▸ **PROBLEM TO SOLVE**
Reproduce the lines of the material exactly, excluding every image.

▸ **LISTED RECORDS**
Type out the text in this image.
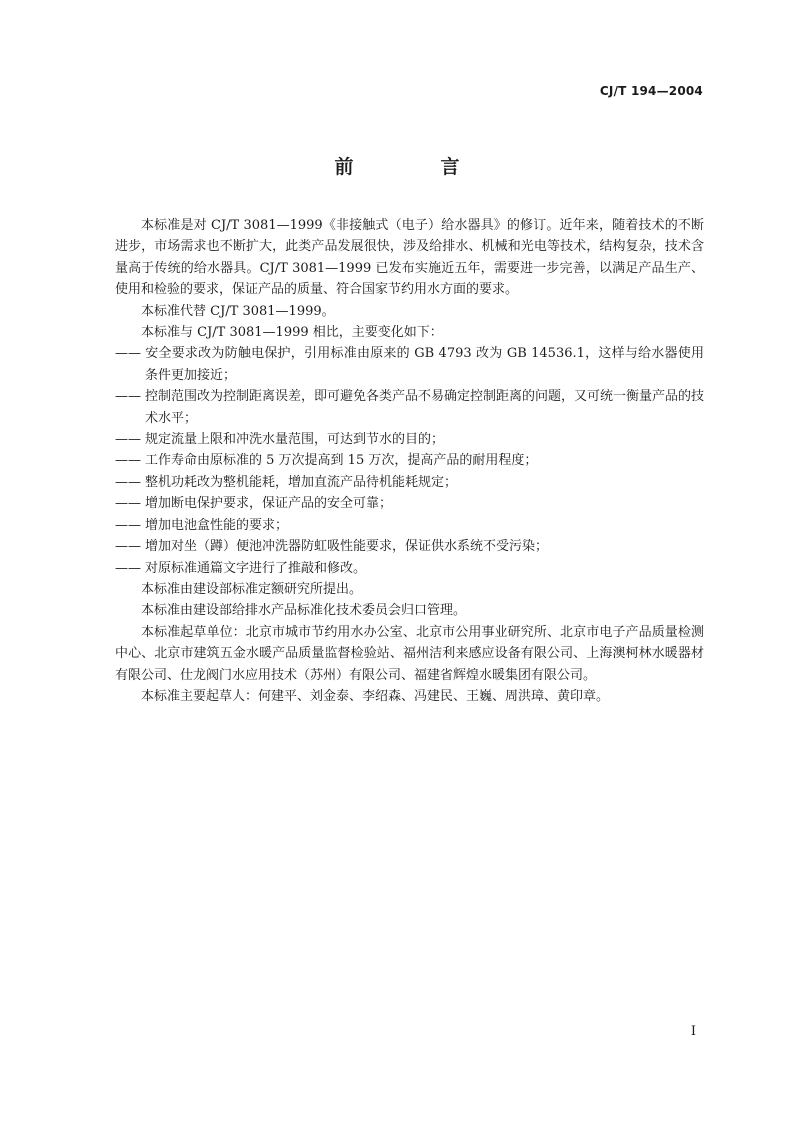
CJ/T 194—2004
前　言

本标准是对 CJ/T 3081—1999《非接触式（电子）给水器具》的修订。近年来，随着技术的不断进步，市场需求也不断扩大，此类产品发展很快，涉及给排水、机械和光电等技术，结构复杂，技术含量高于传统的给水器具。CJ/T 3081—1999 已发布实施近五年，需要进一步完善，以满足产品生产、使用和检验的要求，保证产品的质量、符合国家节约用水方面的要求。

本标准代替 CJ/T 3081—1999。

本标准与 CJ/T 3081—1999 相比，主要变化如下：

—— 安全要求改为防触电保护，引用标准由原来的 GB 4793 改为 GB 14536.1，这样与给水器使用条件更加接近；

—— 控制范围改为控制距离误差，即可避免各类产品不易确定控制距离的问题，又可统一衡量产品的技术水平；

—— 规定流量上限和冲洗水量范围，可达到节水的目的；

—— 工作寿命由原标准的 5 万次提高到 15 万次，提高产品的耐用程度；

—— 整机功耗改为整机能耗，增加直流产品待机能耗规定；

—— 增加断电保护要求，保证产品的安全可靠；

—— 增加电池盒性能的要求；

—— 增加对坐（蹲）便池冲洗器防虹吸性能要求，保证供水系统不受污染；

—— 对原标准通篇文字进行了推敲和修改。

本标准由建设部标准定额研究所提出。

本标准由建设部给排水产品标准化技术委员会归口管理。

本标准起草单位：北京市城市节约用水办公室、北京市公用事业研究所、北京市电子产品质量检测中心、北京市建筑五金水暖产品质量监督检验站、福州洁利来感应设备有限公司、上海澳柯林水暖器材有限公司、仕龙阀门水应用技术（苏州）有限公司、福建省辉煌水暖集团有限公司。

本标准主要起草人：何建平、刘金泰、李绍森、冯建民、王巍、周洪璋、黄印章。

I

▸ **RESULT OF THIS EXERCISE**
Type out the text in this image.
CJ/T 194—2004
前　言

本标准是对 CJ/T 3081—1999《非接触式（电子）给水器具》的修订。近年来，随着技术的不断进步，市场需求也不断扩大，此类产品发展很快，涉及给排水、机械和光电等技术，结构复杂，技术含量高于传统的给水器具。CJ/T 3081—1999 已发布实施近五年，需要进一步完善，以满足产品生产、使用和检验的要求，保证产品的质量、符合国家节约用水方面的要求。

本标准代替 CJ/T 3081—1999。

本标准与 CJ/T 3081—1999 相比，主要变化如下：

—— 安全要求改为防触电保护，引用标准由原来的 GB 4793 改为 GB 14536.1，这样与给水器使用条件更加接近；

—— 控制范围改为控制距离误差，即可避免各类产品不易确定控制距离的问题，又可统一衡量产品的技术水平；

—— 规定流量上限和冲洗水量范围，可达到节水的目的；

—— 工作寿命由原标准的 5 万次提高到 15 万次，提高产品的耐用程度；

—— 整机功耗改为整机能耗，增加直流产品待机能耗规定；

—— 增加断电保护要求，保证产品的安全可靠；

—— 增加电池盒性能的要求；

—— 增加对坐（蹲）便池冲洗器防虹吸性能要求，保证供水系统不受污染；

—— 对原标准通篇文字进行了推敲和修改。

本标准由建设部标准定额研究所提出。

本标准由建设部给排水产品标准化技术委员会归口管理。

本标准起草单位：北京市城市节约用水办公室、北京市公用事业研究所、北京市电子产品质量检测中心、北京市建筑五金水暖产品质量监督检验站、福州洁利来感应设备有限公司、上海澳柯林水暖器材有限公司、仕龙阀门水应用技术（苏州）有限公司、福建省辉煌水暖集团有限公司。

本标准主要起草人：何建平、刘金泰、李绍森、冯建民、王巍、周洪璋、黄印章。

I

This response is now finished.